• **Task objective**: Determine the number of lines where "text" occurs and reply with that number by itself.

• • •

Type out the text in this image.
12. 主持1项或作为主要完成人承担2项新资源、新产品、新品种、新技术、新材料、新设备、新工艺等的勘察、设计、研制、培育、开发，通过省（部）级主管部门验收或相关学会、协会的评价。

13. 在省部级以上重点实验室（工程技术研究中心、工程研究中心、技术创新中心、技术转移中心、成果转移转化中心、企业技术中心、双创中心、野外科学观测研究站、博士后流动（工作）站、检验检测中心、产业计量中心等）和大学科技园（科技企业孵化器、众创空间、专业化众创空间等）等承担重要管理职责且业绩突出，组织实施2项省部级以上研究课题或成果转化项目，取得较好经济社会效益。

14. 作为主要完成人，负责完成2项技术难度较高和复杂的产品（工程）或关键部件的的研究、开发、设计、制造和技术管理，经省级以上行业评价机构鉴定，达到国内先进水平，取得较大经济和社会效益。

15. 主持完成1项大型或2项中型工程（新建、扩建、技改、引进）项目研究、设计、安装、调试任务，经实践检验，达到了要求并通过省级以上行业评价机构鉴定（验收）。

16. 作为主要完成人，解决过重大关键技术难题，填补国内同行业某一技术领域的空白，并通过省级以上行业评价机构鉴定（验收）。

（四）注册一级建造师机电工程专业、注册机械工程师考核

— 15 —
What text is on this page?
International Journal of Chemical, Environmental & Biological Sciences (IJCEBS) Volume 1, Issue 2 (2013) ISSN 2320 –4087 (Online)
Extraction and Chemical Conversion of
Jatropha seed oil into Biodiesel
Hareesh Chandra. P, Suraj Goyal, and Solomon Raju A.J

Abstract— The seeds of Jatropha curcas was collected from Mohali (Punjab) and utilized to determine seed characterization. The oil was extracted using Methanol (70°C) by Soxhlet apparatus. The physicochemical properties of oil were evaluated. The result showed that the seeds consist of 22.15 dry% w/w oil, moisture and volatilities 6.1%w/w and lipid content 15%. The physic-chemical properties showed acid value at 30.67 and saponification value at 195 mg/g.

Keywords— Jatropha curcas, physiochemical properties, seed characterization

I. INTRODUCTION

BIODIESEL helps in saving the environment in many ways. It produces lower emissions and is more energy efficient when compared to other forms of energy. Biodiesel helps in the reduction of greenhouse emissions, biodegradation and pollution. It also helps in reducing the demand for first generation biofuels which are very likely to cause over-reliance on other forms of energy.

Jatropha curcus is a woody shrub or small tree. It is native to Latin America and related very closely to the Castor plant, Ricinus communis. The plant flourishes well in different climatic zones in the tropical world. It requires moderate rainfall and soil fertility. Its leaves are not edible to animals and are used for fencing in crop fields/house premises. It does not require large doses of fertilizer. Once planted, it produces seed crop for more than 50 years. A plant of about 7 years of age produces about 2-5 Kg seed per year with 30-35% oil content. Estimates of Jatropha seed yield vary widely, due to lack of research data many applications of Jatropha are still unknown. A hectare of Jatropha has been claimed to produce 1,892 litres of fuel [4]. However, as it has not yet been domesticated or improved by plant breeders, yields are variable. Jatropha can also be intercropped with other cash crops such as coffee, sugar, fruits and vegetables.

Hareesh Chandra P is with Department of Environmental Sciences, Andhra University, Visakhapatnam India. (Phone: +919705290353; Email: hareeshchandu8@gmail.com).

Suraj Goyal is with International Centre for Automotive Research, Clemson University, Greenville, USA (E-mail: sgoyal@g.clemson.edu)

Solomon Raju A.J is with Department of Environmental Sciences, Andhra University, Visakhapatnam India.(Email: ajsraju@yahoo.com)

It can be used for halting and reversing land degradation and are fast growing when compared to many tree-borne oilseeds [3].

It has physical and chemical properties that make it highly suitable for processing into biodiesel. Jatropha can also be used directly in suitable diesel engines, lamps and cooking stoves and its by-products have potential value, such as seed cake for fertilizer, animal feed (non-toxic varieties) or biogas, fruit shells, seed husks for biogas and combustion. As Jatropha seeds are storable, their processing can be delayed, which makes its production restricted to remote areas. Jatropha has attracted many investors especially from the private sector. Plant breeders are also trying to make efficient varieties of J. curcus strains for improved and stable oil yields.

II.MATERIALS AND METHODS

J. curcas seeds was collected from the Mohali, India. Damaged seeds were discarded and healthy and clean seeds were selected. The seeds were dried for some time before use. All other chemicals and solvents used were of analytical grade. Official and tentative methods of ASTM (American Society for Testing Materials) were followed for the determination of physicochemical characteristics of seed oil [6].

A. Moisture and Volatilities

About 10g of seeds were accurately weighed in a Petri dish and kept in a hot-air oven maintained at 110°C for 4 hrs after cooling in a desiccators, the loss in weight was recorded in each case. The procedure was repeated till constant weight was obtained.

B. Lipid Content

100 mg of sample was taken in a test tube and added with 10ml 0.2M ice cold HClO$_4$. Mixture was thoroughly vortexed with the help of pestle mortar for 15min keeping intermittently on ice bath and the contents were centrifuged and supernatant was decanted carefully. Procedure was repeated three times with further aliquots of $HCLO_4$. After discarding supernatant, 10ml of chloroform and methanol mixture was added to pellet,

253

• • •

• **Exercise result**: 2